▶ _WORKING DATA_:
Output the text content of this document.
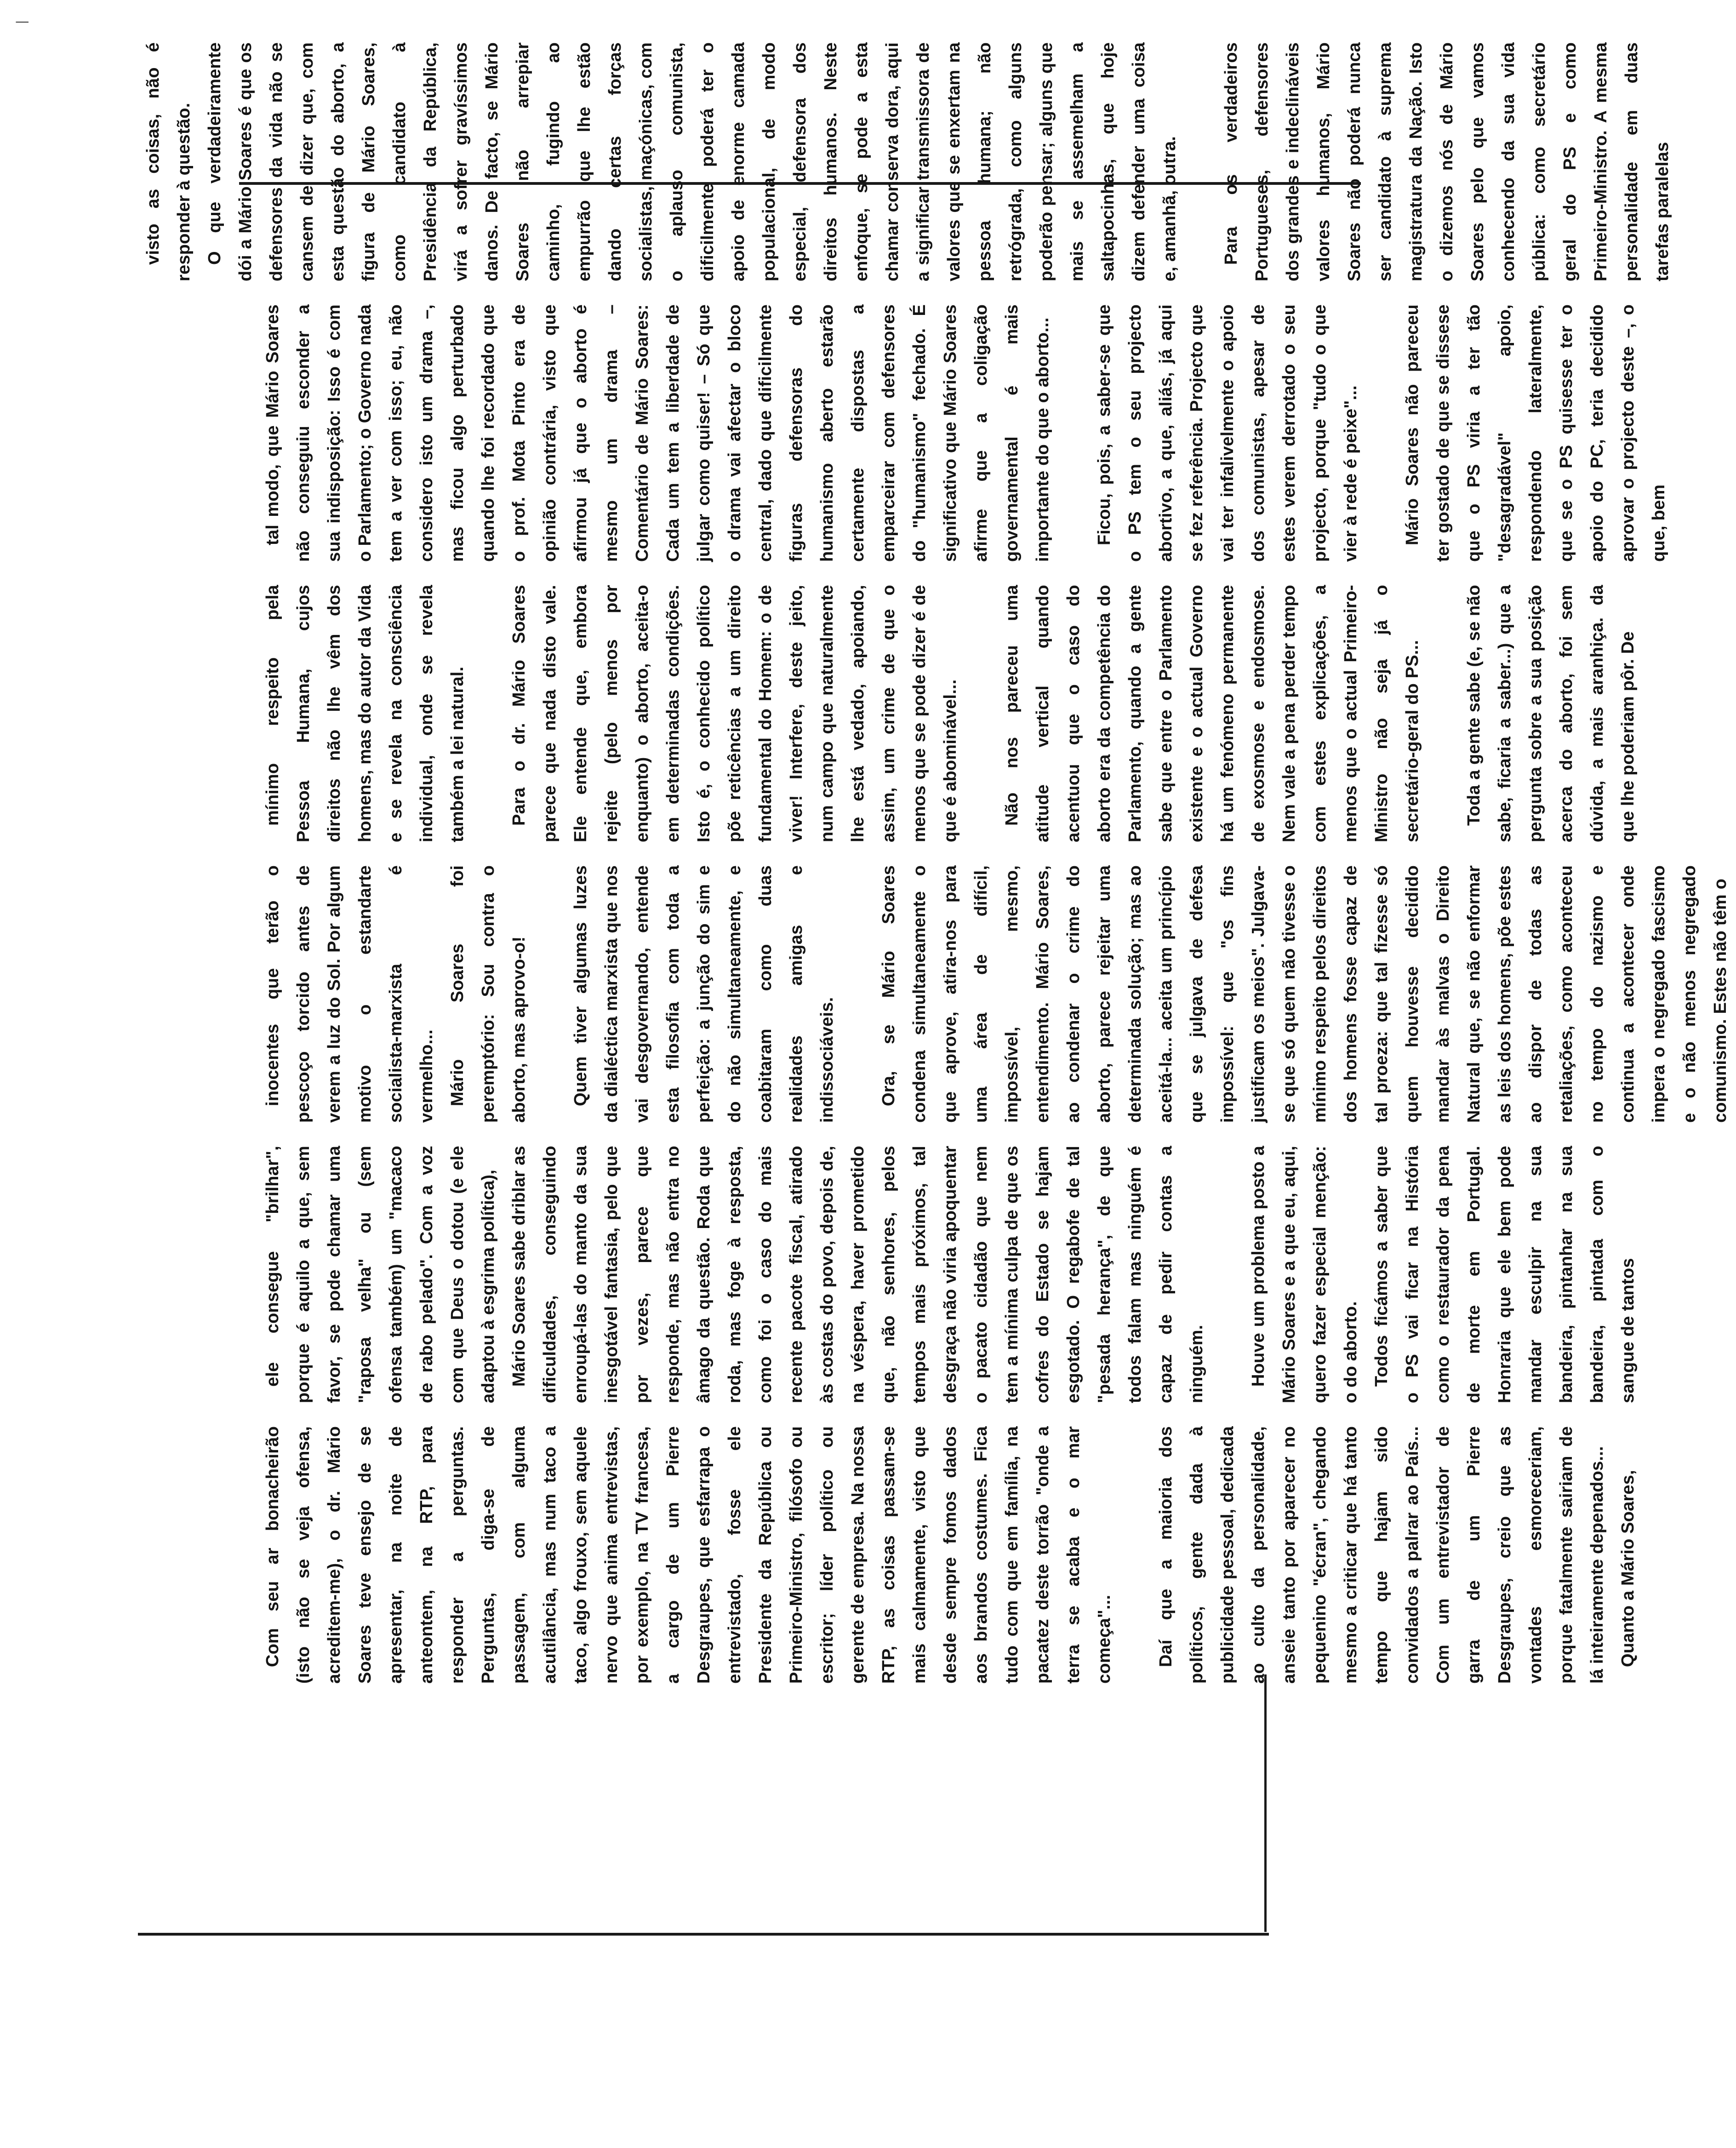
|

Com seu ar bonacheirão (isto não se veja ofensa, acreditem-me), o dr. Mário Soares teve ensejo de se apresentar, na noite de anteontem, na RTP, para responder a perguntas. Perguntas, diga-se de passagem, com alguma acutilância, mas num taco a taco, algo frouxo, sem aquele nervo que anima entrevistas, por exemplo, na TV francesa, a cargo de um Pierre Desgraupes, que esfarrapa o entrevistado, fosse ele Presidente da República ou Primeiro-Ministro, filósofo ou escritor; líder político ou gerente de empresa. Na nossa RTP, as coisas passam-se mais calmamente, visto que desde sempre fomos dados aos brandos costumes. Fica tudo com que em família, na pacatez deste torrão "onde a terra se acaba e o mar começa"...	Daí que a maioria dos políticos, gente dada à publicidade pessoal, dedicada ao culto da personalidade, anseie tanto por aparecer no pequenino "écran", chegando mesmo a criticar que há tanto tempo que hajam sido convidados a palrar ao País... Com um entrevistador de garra de um Pierre Desgraupes, creio que as vontades esmoreceriam, porque fatalmente sairiam de lá inteiramente depenados... Quanto a Mário Soares,

ele consegue "brilhar", porque é aquilo a que, sem favor, se pode chamar uma "raposa velha" ou (sem ofensa também) um "macaco de rabo pelado". Com a voz com que Deus o dotou (e ele adaptou à esgrima política), Mário Soares sabe driblar as dificuldades, conseguindo enroupá-las do manto da sua inesgotável fantasia, pelo que por vezes, parece que responde, mas não entra no âmago da questão. Roda que roda, mas foge à resposta, como foi o caso do mais recente pacote fiscal, atirado às costas do povo, depois de, na véspera, haver prometido que, não senhores, pelos tempos mais próximos, tal desgraça não viria apoquentar o pacato cidadão que nem tem a mínima culpa de que os cofres do Estado se hajam esgotado. O regabofe de tal "pesada herança", de que todos falam mas ninguém é capaz de pedir contas a ninguém.	Houve um problema posto a Mário Soares e a que eu, aqui, quero fazer especial menção: o do aborto. Todos ficámos a saber que o PS vai ficar na História como o restaurador da pena de morte em Portugal. Honraria que ele bem pode mandar esculpir na sua bandeira, pintanhar na sua bandeira, pintada com o sangue de tantos

inocentes que terão o pescoço torcido antes de verem a luz do Sol. Por algum motivo o estandarte socialista-marxista é vermelho... Mário Soares foi peremptório: Sou contra o aborto, mas aprovo-o!	Quem tiver algumas luzes da dialéctica marxista que nos vai desgovernando, entende esta filosofia com toda a perfeição: a junção do sim e do não simultaneamente, e coabitaram como duas realidades amigas e indissociáveis.	Ora, se Mário Soares condena simultaneamente o que aprove, atira-nos para uma área de difícil, impossível, mesmo, entendimento. Mário Soares, ao condenar o crime do aborto, parece rejeitar uma determinada solução; mas ao aceitá-la... aceita um princípio que se julgava de defesa impossível: que "os fins justificam os meios". Julgava-se que só quem não tivesse o mínimo respeito pelos direitos dos homens fosse capaz de tal proeza: que tal fizesse só quem houvesse decidido mandar às malvas o Direito Natural que, se não enformar as leis dos homens, põe estes ao dispor de todas as retaliações, como aconteceu no tempo do nazismo e continua a acontecer onde impera o negregado fascismo e o não menos negregado comunismo. Estes não têm o

mínimo respeito pela Pessoa Humana, cujos direitos não lhe vêm dos homens, mas do autor da Vida e se revela na consciência individual, onde se revela também a lei natural.	Para o dr. Mário Soares parece que nada disto vale. Ele entende que, embora rejeite (pelo menos por enquanto) o aborto, aceita-o em determinadas condições. Isto é, o conhecido político põe reticências a um direito fundamental do Homem: o de viver! Interfere, deste jeito, num campo que naturalmente lhe está vedado, apoiando, assim, um crime de que o menos que se pode dizer é de que é abominável...	Não nos pareceu uma atitude vertical quando acentuou que o caso do aborto era da competência do Parlamento, quando a gente sabe que entre o Parlamento existente e o actual Governo há um fenómeno permanente de exosmose e endosmose. Nem vale a pena perder tempo com estes explicações, a menos que o actual Primeiro-Ministro não seja já o secretário-geral do PS...	Toda a gente sabe (e, se não sabe, ficaria a saber...) que a pergunta sobre a sua posição acerca do aborto, foi sem dúvida, a mais aranhiça. da que lhe poderiam pôr. De

tal modo, que Mário Soares não conseguiu esconder a sua indisposição: Isso é com o Parlamento; o Governo nada tem a ver com isso; eu, não considero isto um drama –, mas ficou algo perturbado quando lhe foi recordado que o prof. Mota Pinto era de opinião contrária, visto que afirmou já que o aborto é mesmo um drama – Comentário de Mário Soares: Cada um tem a liberdade de julgar como quiser! – Só que o drama vai afectar o bloco central, dado que dificilmente figuras defensoras do humanismo aberto estarão certamente dispostas a emparceirar com defensores do "humanismo" fechado. É significativo que Mário Soares afirme que a coligação governamental é mais importante do que o aborto...	Ficou, pois, a saber-se que o PS tem o seu projecto abortivo, a que, aliás, já aqui se fez referência. Projecto que vai ter infalivelmente o apoio dos comunistas, apesar de estes verem derrotado o seu projecto, porque "tudo o que vier à rede é peixe"...	Mário Soares não pareceu ter gostado de que se dissese que o PS viria a ter tão "desagradável" apoio, respondendo lateralmente, que se o PS quisesse ter o apoio do PC, teria decidido aprovar o projecto deste –, o que, bem

visto as coisas, não é responder à questão. O que verdadeiramente dói a Mário Soares é que os defensores da vida não se cansem de dizer que, com esta questão do aborto, a figura de Mário Soares, como candidato à Presidência da República, virá a sofrer gravíssimos danos. De facto, se Mário Soares não arrepiar caminho, fugindo ao empurrão que lhe estão dando certas forças socialistas, maçónicas, com o aplauso comunista, dificilmente poderá ter o apoio de enorme camada populacional, de modo especial, defensora dos direitos humanos. Neste enfoque, se pode a esta chamar conserva dora, aqui a significar transmissora de valores que se enxertam na pessoa humana; não retrógrada, como alguns poderão pensar; alguns que mais se assemelham a saltapocinhas, que hoje dizem defender uma coisa e, amanhã, outra.	Para os verdadeiros Portugueses, defensores dos grandes e indeclináveis valores humanos, Mário Soares não poderá nunca ser candidato à suprema magistratura da Nação. Isto o dizemos nós de Mário Soares pelo que vamos conhecendo da sua vida pública: como secretário geral do PS e como Primeiro-Ministro. A mesma personalidade em duas tarefas paralelas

▶ _WHAT YOU HAVE TO DO_: Restate the data above exactly, stripping out each image.

▶ _RIGHT ANSWER_:
Output the text content of this document.
|

Com seu ar bonacheirão (isto não se veja ofensa, acreditem-me), o dr. Mário Soares teve ensejo de se apresentar, na noite de anteontem, na RTP, para responder a perguntas. Perguntas, diga-se de passagem, com alguma acutilância, mas num taco a taco, algo frouxo, sem aquele nervo que anima entrevistas, por exemplo, na TV francesa, a cargo de um Pierre Desgraupes, que esfarrapa o entrevistado, fosse ele Presidente da República ou Primeiro-Ministro, filósofo ou escritor; líder político ou gerente de empresa. Na nossa RTP, as coisas passam-se mais calmamente, visto que desde sempre fomos dados aos brandos costumes. Fica tudo com que em família, na pacatez deste torrão "onde a terra se acaba e o mar começa"...	Daí que a maioria dos políticos, gente dada à publicidade pessoal, dedicada ao culto da personalidade, anseie tanto por aparecer no pequenino "écran", chegando mesmo a criticar que há tanto tempo que hajam sido convidados a palrar ao País... Com um entrevistador de garra de um Pierre Desgraupes, creio que as vontades esmoreceriam, porque fatalmente sairiam de lá inteiramente depenados... Quanto a Mário Soares,

ele consegue "brilhar", porque é aquilo a que, sem favor, se pode chamar uma "raposa velha" ou (sem ofensa também) um "macaco de rabo pelado". Com a voz com que Deus o dotou (e ele adaptou à esgrima política), Mário Soares sabe driblar as dificuldades, conseguindo enroupá-las do manto da sua inesgotável fantasia, pelo que por vezes, parece que responde, mas não entra no âmago da questão. Roda que roda, mas foge à resposta, como foi o caso do mais recente pacote fiscal, atirado às costas do povo, depois de, na véspera, haver prometido que, não senhores, pelos tempos mais próximos, tal desgraça não viria apoquentar o pacato cidadão que nem tem a mínima culpa de que os cofres do Estado se hajam esgotado. O regabofe de tal "pesada herança", de que todos falam mas ninguém é capaz de pedir contas a ninguém.	Houve um problema posto a Mário Soares e a que eu, aqui, quero fazer especial menção: o do aborto. Todos ficámos a saber que o PS vai ficar na História como o restaurador da pena de morte em Portugal. Honraria que ele bem pode mandar esculpir na sua bandeira, pintanhar na sua bandeira, pintada com o sangue de tantos

inocentes que terão o pescoço torcido antes de verem a luz do Sol. Por algum motivo o estandarte socialista-marxista é vermelho... Mário Soares foi peremptório: Sou contra o aborto, mas aprovo-o!	Quem tiver algumas luzes da dialéctica marxista que nos vai desgovernando, entende esta filosofia com toda a perfeição: a junção do sim e do não simultaneamente, e coabitaram como duas realidades amigas e indissociáveis.	Ora, se Mário Soares condena simultaneamente o que aprove, atira-nos para uma área de difícil, impossível, mesmo, entendimento. Mário Soares, ao condenar o crime do aborto, parece rejeitar uma determinada solução; mas ao aceitá-la... aceita um princípio que se julgava de defesa impossível: que "os fins justificam os meios". Julgava-se que só quem não tivesse o mínimo respeito pelos direitos dos homens fosse capaz de tal proeza: que tal fizesse só quem houvesse decidido mandar às malvas o Direito Natural que, se não enformar as leis dos homens, põe estes ao dispor de todas as retaliações, como aconteceu no tempo do nazismo e continua a acontecer onde impera o negregado fascismo e o não menos negregado comunismo. Estes não têm o

mínimo respeito pela Pessoa Humana, cujos direitos não lhe vêm dos homens, mas do autor da Vida e se revela na consciência individual, onde se revela também a lei natural.	Para o dr. Mário Soares parece que nada disto vale. Ele entende que, embora rejeite (pelo menos por enquanto) o aborto, aceita-o em determinadas condições. Isto é, o conhecido político põe reticências a um direito fundamental do Homem: o de viver! Interfere, deste jeito, num campo que naturalmente lhe está vedado, apoiando, assim, um crime de que o menos que se pode dizer é de que é abominável...	Não nos pareceu uma atitude vertical quando acentuou que o caso do aborto era da competência do Parlamento, quando a gente sabe que entre o Parlamento existente e o actual Governo há um fenómeno permanente de exosmose e endosmose. Nem vale a pena perder tempo com estes explicações, a menos que o actual Primeiro-Ministro não seja já o secretário-geral do PS...	Toda a gente sabe (e, se não sabe, ficaria a saber...) que a pergunta sobre a sua posição acerca do aborto, foi sem dúvida, a mais aranhiça. da que lhe poderiam pôr. De

tal modo, que Mário Soares não conseguiu esconder a sua indisposição: Isso é com o Parlamento; o Governo nada tem a ver com isso; eu, não considero isto um drama –, mas ficou algo perturbado quando lhe foi recordado que o prof. Mota Pinto era de opinião contrária, visto que afirmou já que o aborto é mesmo um drama – Comentário de Mário Soares: Cada um tem a liberdade de julgar como quiser! – Só que o drama vai afectar o bloco central, dado que dificilmente figuras defensoras do humanismo aberto estarão certamente dispostas a emparceirar com defensores do "humanismo" fechado. É significativo que Mário Soares afirme que a coligação governamental é mais importante do que o aborto...	Ficou, pois, a saber-se que o PS tem o seu projecto abortivo, a que, aliás, já aqui se fez referência. Projecto que vai ter infalivelmente o apoio dos comunistas, apesar de estes verem derrotado o seu projecto, porque "tudo o que vier à rede é peixe"...	Mário Soares não pareceu ter gostado de que se dissese que o PS viria a ter tão "desagradável" apoio, respondendo lateralmente, que se o PS quisesse ter o apoio do PC, teria decidido aprovar o projecto deste –, o que, bem

visto as coisas, não é responder à questão. O que verdadeiramente dói a Mário Soares é que os defensores da vida não se cansem de dizer que, com esta questão do aborto, a figura de Mário Soares, como candidato à Presidência da República, virá a sofrer gravíssimos danos. De facto, se Mário Soares não arrepiar caminho, fugindo ao empurrão que lhe estão dando certas forças socialistas, maçónicas, com o aplauso comunista, dificilmente poderá ter o apoio de enorme camada populacional, de modo especial, defensora dos direitos humanos. Neste enfoque, se pode a esta chamar conserva dora, aqui a significar transmissora de valores que se enxertam na pessoa humana; não retrógrada, como alguns poderão pensar; alguns que mais se assemelham a saltapocinhas, que hoje dizem defender uma coisa e, amanhã, outra.	Para os verdadeiros Portugueses, defensores dos grandes e indeclináveis valores humanos, Mário Soares não poderá nunca ser candidato à suprema magistratura da Nação. Isto o dizemos nós de Mário Soares pelo que vamos conhecendo da sua vida pública: como secretário geral do PS e como Primeiro-Ministro. A mesma personalidade em duas tarefas paralelas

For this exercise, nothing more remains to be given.